*TASK TO COMPLETE*. Can you copy out the data exactly? Leave the images out.

***** RECORDS SUPPLIED

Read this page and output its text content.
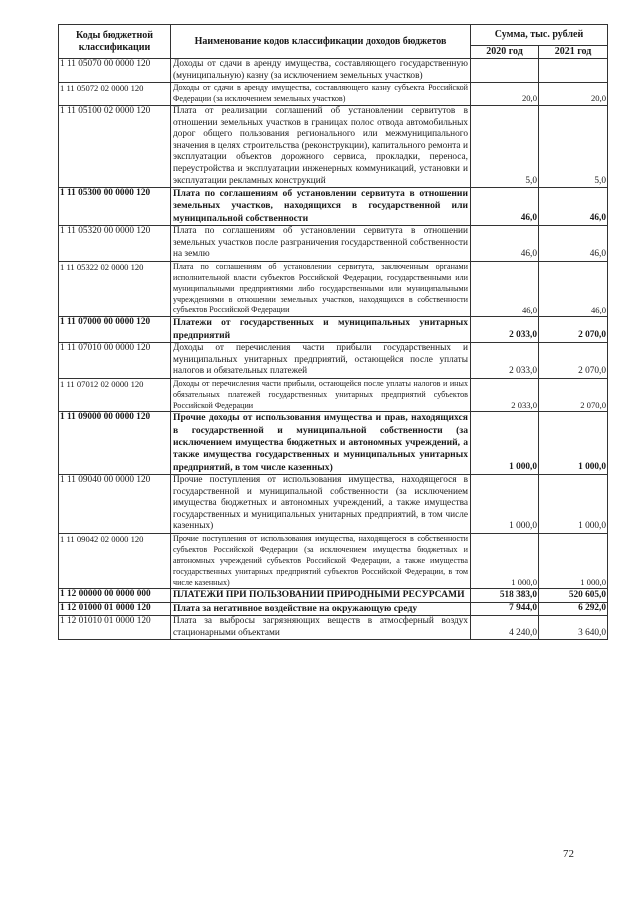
Коды бюджетной классификации	Наименование кодов классификации доходов бюджетов	Сумма, тыс. рублей	
		2020 год	2021 год
1 11 05070 00 0000 120	Доходы от сдачи в аренду имущества, составляющего государственную (муниципальную) казну (за исключением земельных участков)		
1 11 05072 02 0000 120	Доходы от сдачи в аренду имущества, составляющего казну субъекта Российской Федерации (за исключением земельных участков)	20,0	20,0
1 11 05100 02 0000 120	Плата от реализации соглашений об установлении сервитутов в отношении земельных участков в границах полос отвода автомобильных дорог общего пользования регионального или межмуниципального значения в целях строительства (реконструкции), капитального ремонта и эксплуатации объектов дорожного сервиса, прокладки, переноса, переустройства и эксплуатации инженерных коммуникаций, установки и эксплуатации рекламных конструкций	5,0	5,0
1 11 05300 00 0000 120	Плата по соглашениям об установлении сервитута в отношении земельных участков, находящихся в государственной или муниципальной собственности	46,0	46,0
1 11 05320 00 0000 120	Плата по соглашениям об установлении сервитута в отношении земельных участков после разграничения государственной собственности на землю	46,0	46,0
1 11 05322 02 0000 120	Плата по соглашениям об установлении сервитута, заключенным органами исполнительной власти субъектов Российской Федерации, государственными или муниципальными предприятиями либо государственными или муниципальными учреждениями в отношении земельных участков, находящихся в собственности субъектов Российской Федерации	46,0	46,0
1 11 07000 00 0000 120	Платежи от государственных и муниципальных унитарных предприятий	2 033,0	2 070,0
1 11 07010 00 0000 120	Доходы от перечисления части прибыли государственных и муниципальных унитарных предприятий, остающейся после уплаты налогов и обязательных платежей	2 033,0	2 070,0
1 11 07012 02 0000 120	Доходы от перечисления части прибыли, остающейся после уплаты налогов и иных обязательных платежей государственных унитарных предприятий субъектов Российской Федерации	2 033,0	2 070,0
1 11 09000 00 0000 120	Прочие доходы от использования имущества и прав, находящихся в государственной и муниципальной собственности (за исключением имущества бюджетных и автономных учреждений, а также имущества государственных и муниципальных унитарных предприятий, в том числе казенных)	1 000,0	1 000,0
1 11 09040 00 0000 120	Прочие поступления от использования имущества, находящегося в государственной и муниципальной собственности (за исключением имущества бюджетных и автономных учреждений, а также имущества государственных и муниципальных унитарных предприятий, в том числе казенных)	1 000,0	1 000,0
1 11 09042 02 0000 120	Прочие поступления от использования имущества, находящегося в собственности субъектов Российской Федерации (за исключением имущества бюджетных и автономных учреждений субъектов Российской Федерации, а также имущества государственных унитарных предприятий субъектов Российской Федерации, в том числе казенных)	1 000,0	1 000,0
1 12 00000 00 0000 000	ПЛАТЕЖИ ПРИ ПОЛЬЗОВАНИИ ПРИРОДНЫМИ РЕСУРСАМИ	518 383,0	520 605,0
1 12 01000 01 0000 120	Плата за негативное воздействие на окружающую среду	7 944,0	6 292,0
1 12 01010 01 0000 120	Плата за выбросы загрязняющих веществ в атмосферный воздух стационарными объектами	4 240,0	3 640,0
72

**********

*TASK RESPONSE*.
Read this page and output its text content.
Коды бюджетной классификации	Наименование кодов классификации доходов бюджетов	Сумма, тыс. рублей	
		2020 год	2021 год
1 11 05070 00 0000 120	Доходы от сдачи в аренду имущества, составляющего государственную (муниципальную) казну (за исключением земельных участков)		
1 11 05072 02 0000 120	Доходы от сдачи в аренду имущества, составляющего казну субъекта Российской Федерации (за исключением земельных участков)	20,0	20,0
1 11 05100 02 0000 120	Плата от реализации соглашений об установлении сервитутов в отношении земельных участков в границах полос отвода автомобильных дорог общего пользования регионального или межмуниципального значения в целях строительства (реконструкции), капитального ремонта и эксплуатации объектов дорожного сервиса, прокладки, переноса, переустройства и эксплуатации инженерных коммуникаций, установки и эксплуатации рекламных конструкций	5,0	5,0
1 11 05300 00 0000 120	Плата по соглашениям об установлении сервитута в отношении земельных участков, находящихся в государственной или муниципальной собственности	46,0	46,0
1 11 05320 00 0000 120	Плата по соглашениям об установлении сервитута в отношении земельных участков после разграничения государственной собственности на землю	46,0	46,0
1 11 05322 02 0000 120	Плата по соглашениям об установлении сервитута, заключенным органами исполнительной власти субъектов Российской Федерации, государственными или муниципальными предприятиями либо государственными или муниципальными учреждениями в отношении земельных участков, находящихся в собственности субъектов Российской Федерации	46,0	46,0
1 11 07000 00 0000 120	Платежи от государственных и муниципальных унитарных предприятий	2 033,0	2 070,0
1 11 07010 00 0000 120	Доходы от перечисления части прибыли государственных и муниципальных унитарных предприятий, остающейся после уплаты налогов и обязательных платежей	2 033,0	2 070,0
1 11 07012 02 0000 120	Доходы от перечисления части прибыли, остающейся после уплаты налогов и иных обязательных платежей государственных унитарных предприятий субъектов Российской Федерации	2 033,0	2 070,0
1 11 09000 00 0000 120	Прочие доходы от использования имущества и прав, находящихся в государственной и муниципальной собственности (за исключением имущества бюджетных и автономных учреждений, а также имущества государственных и муниципальных унитарных предприятий, в том числе казенных)	1 000,0	1 000,0
1 11 09040 00 0000 120	Прочие поступления от использования имущества, находящегося в государственной и муниципальной собственности (за исключением имущества бюджетных и автономных учреждений, а также имущества государственных и муниципальных унитарных предприятий, в том числе казенных)	1 000,0	1 000,0
1 11 09042 02 0000 120	Прочие поступления от использования имущества, находящегося в собственности субъектов Российской Федерации (за исключением имущества бюджетных и автономных учреждений субъектов Российской Федерации, а также имущества государственных унитарных предприятий субъектов Российской Федерации, в том числе казенных)	1 000,0	1 000,0
1 12 00000 00 0000 000	ПЛАТЕЖИ ПРИ ПОЛЬЗОВАНИИ ПРИРОДНЫМИ РЕСУРСАМИ	518 383,0	520 605,0
1 12 01000 01 0000 120	Плата за негативное воздействие на окружающую среду	7 944,0	6 292,0
1 12 01010 01 0000 120	Плата за выбросы загрязняющих веществ в атмосферный воздух стационарными объектами	4 240,0	3 640,0
72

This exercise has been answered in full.